Your goal:
Each record is to be transcribed exactly.

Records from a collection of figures
* BEGIN *

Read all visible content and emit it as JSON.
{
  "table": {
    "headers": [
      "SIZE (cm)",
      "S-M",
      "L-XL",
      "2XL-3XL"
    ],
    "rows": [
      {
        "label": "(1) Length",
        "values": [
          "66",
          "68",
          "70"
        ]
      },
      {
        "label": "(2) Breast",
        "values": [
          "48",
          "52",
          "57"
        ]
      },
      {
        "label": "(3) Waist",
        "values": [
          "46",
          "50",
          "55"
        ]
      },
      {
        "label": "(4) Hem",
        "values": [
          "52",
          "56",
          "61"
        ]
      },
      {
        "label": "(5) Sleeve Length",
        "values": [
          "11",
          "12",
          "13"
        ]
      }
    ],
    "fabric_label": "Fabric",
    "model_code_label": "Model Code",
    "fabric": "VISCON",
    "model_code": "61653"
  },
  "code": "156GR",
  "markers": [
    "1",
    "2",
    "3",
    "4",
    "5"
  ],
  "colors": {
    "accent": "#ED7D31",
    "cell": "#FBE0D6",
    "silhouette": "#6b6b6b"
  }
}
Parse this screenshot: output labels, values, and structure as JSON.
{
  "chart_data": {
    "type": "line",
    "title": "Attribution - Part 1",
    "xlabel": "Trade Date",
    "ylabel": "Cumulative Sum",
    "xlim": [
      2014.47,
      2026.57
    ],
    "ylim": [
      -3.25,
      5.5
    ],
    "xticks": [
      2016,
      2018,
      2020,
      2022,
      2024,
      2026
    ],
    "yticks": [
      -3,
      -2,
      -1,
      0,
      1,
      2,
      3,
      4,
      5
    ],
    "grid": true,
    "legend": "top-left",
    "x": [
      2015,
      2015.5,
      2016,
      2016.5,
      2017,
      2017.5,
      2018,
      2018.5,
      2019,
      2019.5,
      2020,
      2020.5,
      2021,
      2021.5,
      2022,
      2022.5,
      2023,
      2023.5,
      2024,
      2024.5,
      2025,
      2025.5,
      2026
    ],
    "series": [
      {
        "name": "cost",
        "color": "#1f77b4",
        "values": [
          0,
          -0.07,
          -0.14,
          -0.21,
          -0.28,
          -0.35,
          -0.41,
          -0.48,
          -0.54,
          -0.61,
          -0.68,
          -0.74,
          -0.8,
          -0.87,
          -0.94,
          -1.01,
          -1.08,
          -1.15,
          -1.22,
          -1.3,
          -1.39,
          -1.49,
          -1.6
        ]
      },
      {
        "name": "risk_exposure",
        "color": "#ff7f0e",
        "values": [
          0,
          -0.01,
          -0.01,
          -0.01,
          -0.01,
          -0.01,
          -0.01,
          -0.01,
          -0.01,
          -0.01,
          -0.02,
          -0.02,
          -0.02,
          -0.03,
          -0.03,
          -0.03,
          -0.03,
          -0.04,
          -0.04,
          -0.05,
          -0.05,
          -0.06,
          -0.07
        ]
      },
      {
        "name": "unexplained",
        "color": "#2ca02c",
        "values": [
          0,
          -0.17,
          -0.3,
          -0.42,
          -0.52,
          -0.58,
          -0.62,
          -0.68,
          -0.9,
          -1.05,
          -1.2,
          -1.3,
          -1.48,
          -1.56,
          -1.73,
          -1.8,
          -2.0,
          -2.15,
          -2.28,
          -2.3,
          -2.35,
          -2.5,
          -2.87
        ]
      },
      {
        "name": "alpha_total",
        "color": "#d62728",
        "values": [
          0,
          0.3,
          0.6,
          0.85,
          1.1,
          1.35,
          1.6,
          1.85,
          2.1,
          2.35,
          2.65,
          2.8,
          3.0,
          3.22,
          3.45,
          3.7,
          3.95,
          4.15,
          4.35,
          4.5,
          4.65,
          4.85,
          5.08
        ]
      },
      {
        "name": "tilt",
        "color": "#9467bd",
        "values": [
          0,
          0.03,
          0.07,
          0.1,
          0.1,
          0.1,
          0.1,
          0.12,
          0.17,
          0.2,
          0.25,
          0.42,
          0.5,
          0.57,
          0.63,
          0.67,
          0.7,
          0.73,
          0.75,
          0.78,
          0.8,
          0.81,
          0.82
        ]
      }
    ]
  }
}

* END *

Finished exercise:
Read all visible content and emit it as JSON.
{
  "table": {
    "headers": [
      "SIZE (cm)",
      "S-M",
      "L-XL",
      "2XL-3XL"
    ],
    "rows": [
      {
        "label": "(1) Length",
        "values": [
          "66",
          "68",
          "70"
        ]
      },
      {
        "label": "(2) Breast",
        "values": [
          "48",
          "52",
          "57"
        ]
      },
      {
        "label": "(3) Waist",
        "values": [
          "46",
          "50",
          "55"
        ]
      },
      {
        "label": "(4) Hem",
        "values": [
          "52",
          "56",
          "61"
        ]
      },
      {
        "label": "(5) Sleeve Length",
        "values": [
          "11",
          "12",
          "13"
        ]
      }
    ],
    "fabric_label": "Fabric",
    "model_code_label": "Model Code",
    "fabric": "VISCON",
    "model_code": "61653"
  },
  "code": "156GR",
  "markers": [
    "1",
    "2",
    "3",
    "4",
    "5"
  ],
  "colors": {
    "accent": "#ED7D31",
    "cell": "#FBE0D6",
    "silhouette": "#6b6b6b"
  }
}
Parse this screenshot: output labels, values, and structure as JSON.
{
  "chart_data": {
    "type": "line",
    "title": "Attribution - Part 1",
    "xlabel": "Trade Date",
    "ylabel": "Cumulative Sum",
    "xlim": [
      2014.47,
      2026.57
    ],
    "ylim": [
      -3.25,
      5.5
    ],
    "xticks": [
      2016,
      2018,
      2020,
      2022,
      2024,
      2026
    ],
    "yticks": [
      -3,
      -2,
      -1,
      0,
      1,
      2,
      3,
      4,
      5
    ],
    "grid": true,
    "legend": "top-left",
    "x": [
      2015,
      2015.5,
      2016,
      2016.5,
      2017,
      2017.5,
      2018,
      2018.5,
      2019,
      2019.5,
      2020,
      2020.5,
      2021,
      2021.5,
      2022,
      2022.5,
      2023,
      2023.5,
      2024,
      2024.5,
      2025,
      2025.5,
      2026
    ],
    "series": [
      {
        "name": "cost",
        "color": "#1f77b4",
        "values": [
          0,
          -0.07,
          -0.14,
          -0.21,
          -0.28,
          -0.35,
          -0.41,
          -0.48,
          -0.54,
          -0.61,
          -0.68,
          -0.74,
          -0.8,
          -0.87,
          -0.94,
          -1.01,
          -1.08,
          -1.15,
          -1.22,
          -1.3,
          -1.39,
          -1.49,
          -1.6
        ]
      },
      {
        "name": "risk_exposure",
        "color": "#ff7f0e",
        "values": [
          0,
          -0.01,
          -0.01,
          -0.01,
          -0.01,
          -0.01,
          -0.01,
          -0.01,
          -0.01,
          -0.01,
          -0.02,
          -0.02,
          -0.02,
          -0.03,
          -0.03,
          -0.03,
          -0.03,
          -0.04,
          -0.04,
          -0.05,
          -0.05,
          -0.06,
          -0.07
        ]
      },
      {
        "name": "unexplained",
        "color": "#2ca02c",
        "values": [
          0,
          -0.17,
          -0.3,
          -0.42,
          -0.52,
          -0.58,
          -0.62,
          -0.68,
          -0.9,
          -1.05,
          -1.2,
          -1.3,
          -1.48,
          -1.56,
          -1.73,
          -1.8,
          -2.0,
          -2.15,
          -2.28,
          -2.3,
          -2.35,
          -2.5,
          -2.87
        ]
      },
      {
        "name": "alpha_total",
        "color": "#d62728",
        "values": [
          0,
          0.3,
          0.6,
          0.85,
          1.1,
          1.35,
          1.6,
          1.85,
          2.1,
          2.35,
          2.65,
          2.8,
          3.0,
          3.22,
          3.45,
          3.7,
          3.95,
          4.15,
          4.35,
          4.5,
          4.65,
          4.85,
          5.08
        ]
      },
      {
        "name": "tilt",
        "color": "#9467bd",
        "values": [
          0,
          0.03,
          0.07,
          0.1,
          0.1,
          0.1,
          0.1,
          0.12,
          0.17,
          0.2,
          0.25,
          0.42,
          0.5,
          0.57,
          0.63,
          0.67,
          0.7,
          0.73,
          0.75,
          0.78,
          0.8,
          0.81,
          0.82
        ]
      }
    ]
  }
}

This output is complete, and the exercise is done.